* _GIVEN PROBLEM_
Among the lines below, how many carry the string "timestamp"? Reply with a number and nothing else.

* _SUPPLIED RECORDS_
** Begin **
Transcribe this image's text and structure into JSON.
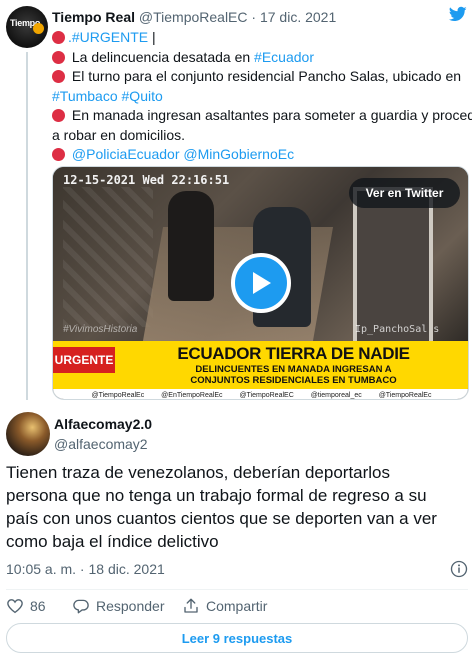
{
  "quoted_tweet": {
    "avatar_text": "Tiempo",
    "author_name": "Tiempo Real",
    "author_handle": "@TiempoRealEC",
    "separator": "·",
    "date": "17 dic. 2021",
    "lines": {
      "l1_link": ".#URGENTE",
      "l1_tail": " |",
      "l2_text": " La delincuencia desatada en ",
      "l2_link": "#Ecuador",
      "l3_text": " El turno para el conjunto residencial Pancho Salas, ubicado en",
      "l4_link_a": "#Tumbaco",
      "l4_space": " ",
      "l4_link_b": "#Quito",
      "l5_text": " En manada ingresan asaltantes para someter a guardia y proceder",
      "l6_text": "a robar en domicilios.",
      "l7_space": " ",
      "l7_link_a": "@PoliciaEcuador",
      "l7_link_b": "@MinGobiernoEc"
    },
    "media": {
      "timestamp": "12-15-2021 Wed 22:16:51",
      "watermark": "#VivimosHistoria",
      "camera_label": "Ip_PanchoSal s",
      "view_button": "Ver en Twitter",
      "banner_tag": "URGENTE",
      "banner_headline": "ECUADOR TIERRA DE NADIE",
      "banner_sub_1": "DELINCUENTES EN MANADA INGRESAN A",
      "banner_sub_2": "CONJUNTOS RESIDENCIALES EN TUMBACO",
      "socials": [
        "@TiempoRealEc",
        "@EnTiempoRealEc",
        "@TiempoRealEC",
        "@tiemporeal_ec",
        "@TiempoRealEc"
      ]
    }
  },
  "reply_tweet": {
    "author_name": "Alfaecomay2.0",
    "author_handle": "@alfaecomay2",
    "text_lines": [
      "Tienen traza de venezolanos, deberían deportarlos",
      "persona que no tenga un trabajo formal de regreso a su",
      "país con unos cuantos cientos que se deporten van a ver",
      "como baja el índice delictivo"
    ],
    "timestamp": "10:05 a. m. · 18 dic. 2021",
    "like_count": "86",
    "reply_label": "Responder",
    "share_label": "Compartir",
    "read_replies_label": "Leer 9 respuestas"
  },
  "colors": {
    "link": "#1d9bf0",
    "red_dot": "#dd2e44",
    "banner_yellow": "#ffd800",
    "banner_red": "#d6211f"
  }
}
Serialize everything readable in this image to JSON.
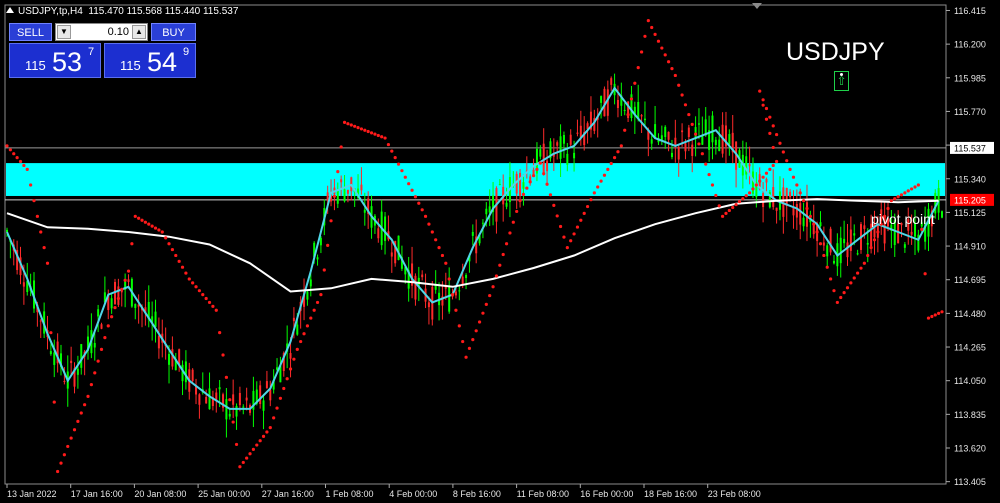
{
  "header": {
    "symbol_timeframe": "USDJPY,tp,H4",
    "open": "115.470",
    "high": "115.568",
    "low": "115.440",
    "close": "115.537"
  },
  "trade_panel": {
    "sell_label": "SELL",
    "buy_label": "BUY",
    "lot": "0.10",
    "lot_down_icon": "triangle-down",
    "lot_up_icon": "triangle-up",
    "sell_price_small": "115",
    "sell_price_big": "53",
    "sell_price_sup": "7",
    "buy_price_small": "115",
    "buy_price_big": "54",
    "buy_price_sup": "9"
  },
  "labels": {
    "symbol": "USDJPY",
    "pivot": "pivot point"
  },
  "colors": {
    "background": "#000000",
    "bull_candle": "#00ff00",
    "bear_candle": "#ff2a2a",
    "zone": "#00ffff",
    "fast_ma": "#4fd6e8",
    "slow_ma": "#ffffff",
    "sar": "#ff1a1a",
    "current_price_tag": "#ffffff",
    "pivot_price_tag": "#ff0000",
    "panel_button": "#2a3fd6"
  },
  "chart_data": {
    "type": "candlestick",
    "y_axis": {
      "ylim": [
        113.39,
        116.45
      ],
      "ticks": [
        "116.415",
        "116.200",
        "115.985",
        "115.770",
        "115.555",
        "115.340",
        "115.125",
        "114.910",
        "114.695",
        "114.480",
        "114.265",
        "114.050",
        "113.835",
        "113.620",
        "113.405"
      ]
    },
    "x_axis": {
      "labels": [
        "13 Jan 2022",
        "17 Jan 16:00",
        "20 Jan 08:00",
        "25 Jan 00:00",
        "27 Jan 16:00",
        "1 Feb 08:00",
        "4 Feb 00:00",
        "8 Feb 16:00",
        "11 Feb 08:00",
        "16 Feb 00:00",
        "18 Feb 16:00",
        "23 Feb 08:00"
      ]
    },
    "current_price": "115.537",
    "pivot_price": "115.205",
    "resistance_zone": [
      115.23,
      115.44
    ],
    "moving_averages": [
      {
        "id": "fast",
        "points": [
          [
            0,
            115.0
          ],
          [
            6,
            114.7
          ],
          [
            12,
            114.35
          ],
          [
            18,
            114.05
          ],
          [
            24,
            114.25
          ],
          [
            30,
            114.6
          ],
          [
            36,
            114.65
          ],
          [
            42,
            114.45
          ],
          [
            48,
            114.25
          ],
          [
            54,
            114.05
          ],
          [
            60,
            113.95
          ],
          [
            66,
            113.87
          ],
          [
            72,
            113.87
          ],
          [
            78,
            114.0
          ],
          [
            84,
            114.3
          ],
          [
            90,
            114.75
          ],
          [
            96,
            115.25
          ],
          [
            102,
            115.3
          ],
          [
            108,
            115.1
          ],
          [
            114,
            114.95
          ],
          [
            120,
            114.7
          ],
          [
            126,
            114.55
          ],
          [
            132,
            114.6
          ],
          [
            138,
            114.9
          ],
          [
            144,
            115.15
          ],
          [
            150,
            115.3
          ],
          [
            156,
            115.42
          ],
          [
            162,
            115.5
          ],
          [
            168,
            115.55
          ],
          [
            174,
            115.7
          ],
          [
            180,
            115.92
          ],
          [
            186,
            115.75
          ],
          [
            192,
            115.6
          ],
          [
            198,
            115.55
          ],
          [
            204,
            115.6
          ],
          [
            210,
            115.65
          ],
          [
            216,
            115.5
          ],
          [
            222,
            115.3
          ],
          [
            228,
            115.2
          ],
          [
            234,
            115.15
          ],
          [
            240,
            115.05
          ],
          [
            246,
            114.85
          ],
          [
            252,
            114.95
          ],
          [
            258,
            115.05
          ],
          [
            264,
            115.0
          ],
          [
            270,
            114.95
          ],
          [
            276,
            115.2
          ]
        ]
      },
      {
        "id": "slow",
        "points": [
          [
            0,
            115.12
          ],
          [
            12,
            115.03
          ],
          [
            24,
            115.02
          ],
          [
            36,
            115.0
          ],
          [
            48,
            114.97
          ],
          [
            60,
            114.92
          ],
          [
            72,
            114.8
          ],
          [
            84,
            114.62
          ],
          [
            96,
            114.64
          ],
          [
            108,
            114.7
          ],
          [
            120,
            114.68
          ],
          [
            132,
            114.65
          ],
          [
            144,
            114.7
          ],
          [
            156,
            114.77
          ],
          [
            168,
            114.85
          ],
          [
            180,
            114.96
          ],
          [
            192,
            115.05
          ],
          [
            204,
            115.12
          ],
          [
            216,
            115.18
          ],
          [
            228,
            115.2
          ],
          [
            240,
            115.21
          ],
          [
            252,
            115.2
          ],
          [
            264,
            115.19
          ],
          [
            276,
            115.2
          ]
        ]
      }
    ],
    "sar_segments": [
      {
        "points": [
          [
            0,
            115.55
          ],
          [
            6,
            115.4
          ],
          [
            12,
            114.8
          ],
          [
            15,
            113.47
          ],
          [
            24,
            113.95
          ],
          [
            30,
            114.4
          ],
          [
            36,
            114.75
          ],
          [
            38,
            115.1
          ],
          [
            46,
            115.0
          ],
          [
            54,
            114.7
          ],
          [
            62,
            114.5
          ],
          [
            69,
            113.5
          ],
          [
            78,
            113.75
          ],
          [
            86,
            114.25
          ],
          [
            93,
            114.6
          ],
          [
            100,
            115.7
          ],
          [
            112,
            115.6
          ],
          [
            124,
            115.1
          ],
          [
            130,
            114.8
          ],
          [
            136,
            114.2
          ],
          [
            144,
            114.65
          ],
          [
            152,
            115.2
          ],
          [
            158,
            115.44
          ],
          [
            166,
            114.9
          ],
          [
            174,
            115.25
          ],
          [
            182,
            115.55
          ],
          [
            190,
            116.35
          ],
          [
            198,
            116.0
          ],
          [
            206,
            115.5
          ],
          [
            212,
            115.1
          ],
          [
            220,
            115.25
          ],
          [
            228,
            115.45
          ],
          [
            223,
            115.9
          ],
          [
            232,
            115.4
          ],
          [
            240,
            115.0
          ],
          [
            246,
            114.55
          ],
          [
            254,
            114.8
          ],
          [
            262,
            115.2
          ],
          [
            270,
            115.3
          ],
          [
            273,
            114.45
          ],
          [
            278,
            114.5
          ]
        ]
      }
    ]
  }
}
** End **
* _RESPONSE BELOW_
2